GOAL OF THE EXERCISE: In the records that follow, show each line where the word "Scissors" is present.

Data records:
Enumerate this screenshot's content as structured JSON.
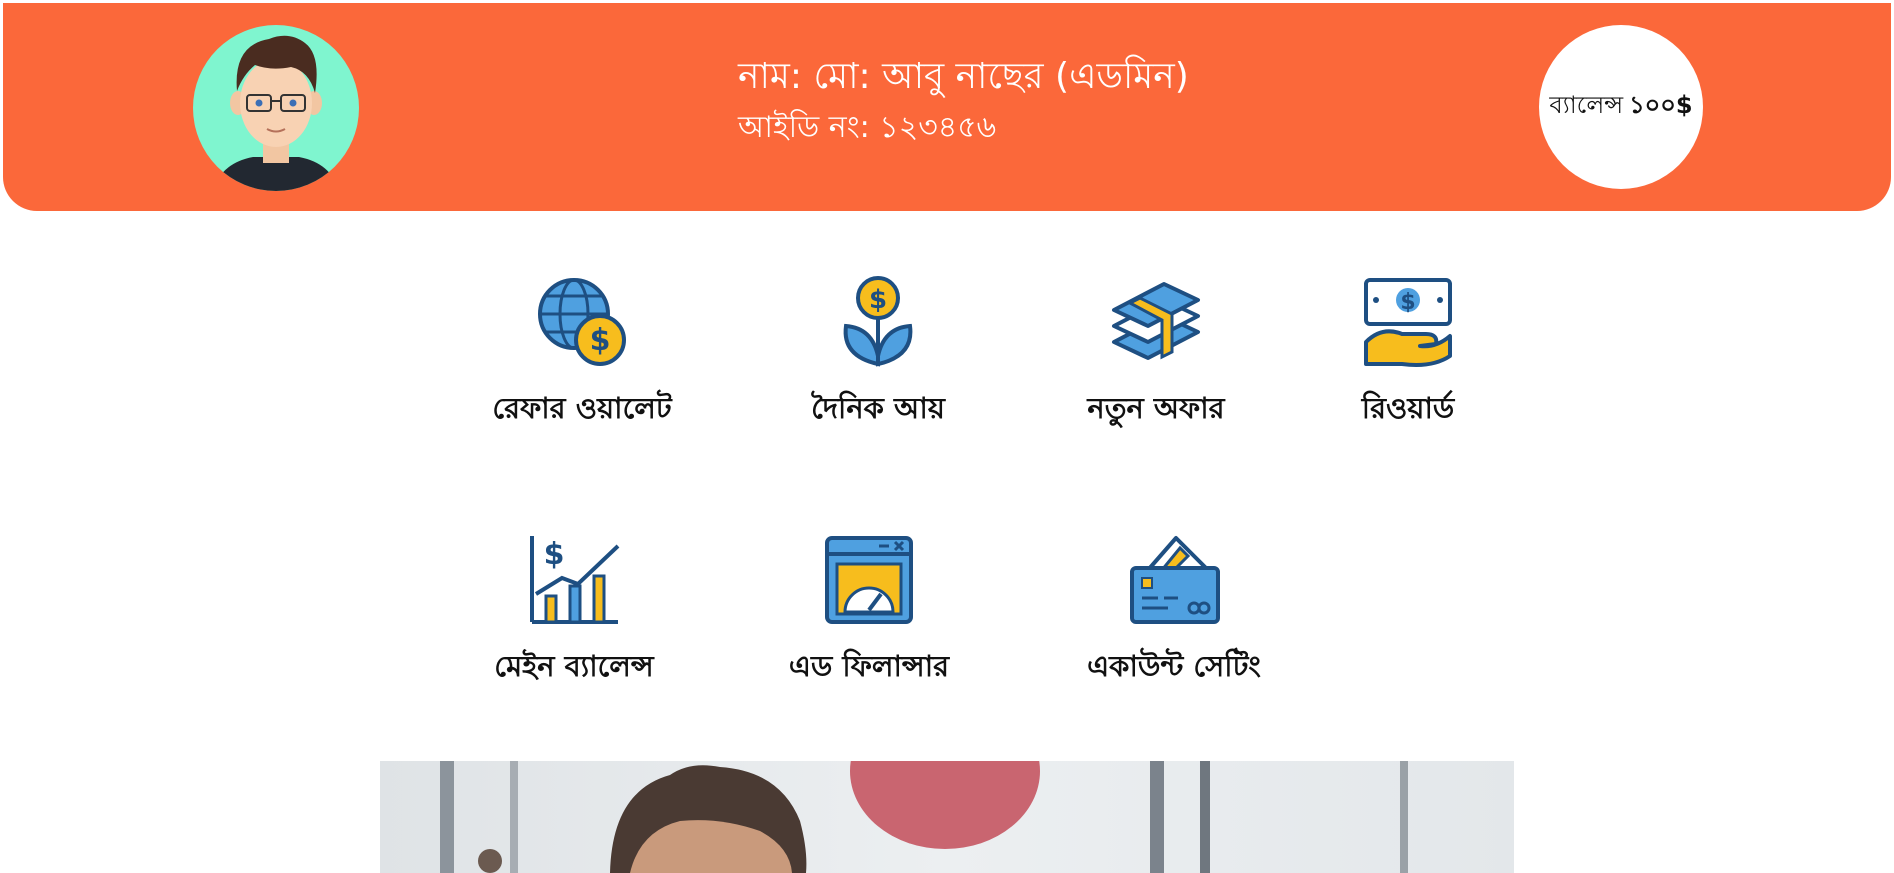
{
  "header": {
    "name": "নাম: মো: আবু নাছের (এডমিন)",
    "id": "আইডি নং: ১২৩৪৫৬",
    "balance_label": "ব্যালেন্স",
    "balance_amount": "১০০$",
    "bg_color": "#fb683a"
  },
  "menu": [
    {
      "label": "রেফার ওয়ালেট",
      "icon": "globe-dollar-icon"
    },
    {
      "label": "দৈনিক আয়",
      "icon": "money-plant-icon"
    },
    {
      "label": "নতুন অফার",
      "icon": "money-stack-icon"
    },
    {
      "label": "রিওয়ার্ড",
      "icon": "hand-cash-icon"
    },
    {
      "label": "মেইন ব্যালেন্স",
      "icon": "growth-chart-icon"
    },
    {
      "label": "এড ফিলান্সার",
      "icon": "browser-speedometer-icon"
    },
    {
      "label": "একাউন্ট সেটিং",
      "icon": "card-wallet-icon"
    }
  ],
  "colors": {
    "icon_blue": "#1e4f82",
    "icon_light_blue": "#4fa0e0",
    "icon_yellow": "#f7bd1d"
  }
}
--
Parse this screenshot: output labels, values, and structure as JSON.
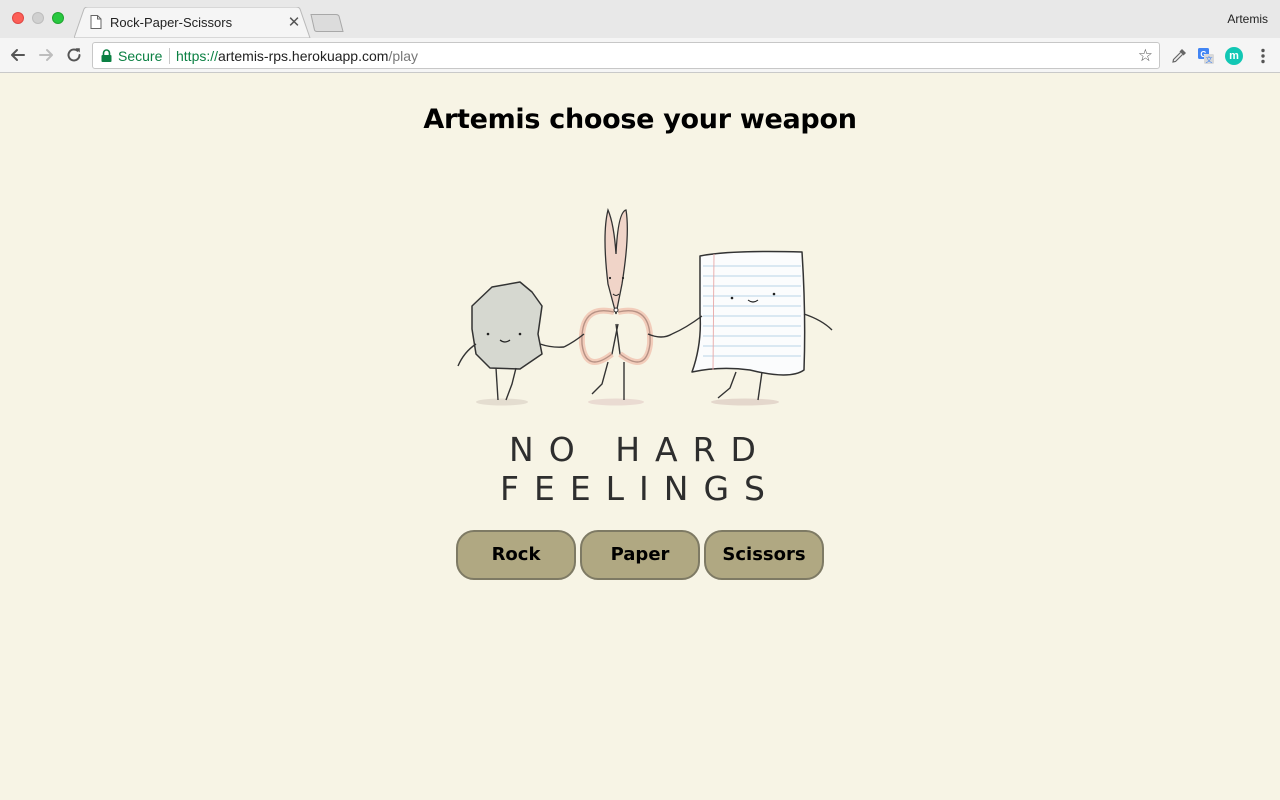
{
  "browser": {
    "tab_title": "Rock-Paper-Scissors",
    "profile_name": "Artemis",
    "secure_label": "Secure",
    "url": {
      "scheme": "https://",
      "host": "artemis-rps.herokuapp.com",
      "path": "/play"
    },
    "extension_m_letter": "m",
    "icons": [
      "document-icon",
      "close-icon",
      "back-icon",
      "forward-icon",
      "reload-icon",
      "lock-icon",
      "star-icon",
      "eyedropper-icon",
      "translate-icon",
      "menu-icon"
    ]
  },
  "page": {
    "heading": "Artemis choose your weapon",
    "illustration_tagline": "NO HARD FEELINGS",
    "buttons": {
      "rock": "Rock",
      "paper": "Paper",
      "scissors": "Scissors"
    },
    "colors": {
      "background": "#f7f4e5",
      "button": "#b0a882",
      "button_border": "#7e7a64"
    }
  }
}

ANSWER:
    "tab_title": "Rock-Paper-Scissors",
      "scissors": "Scissors"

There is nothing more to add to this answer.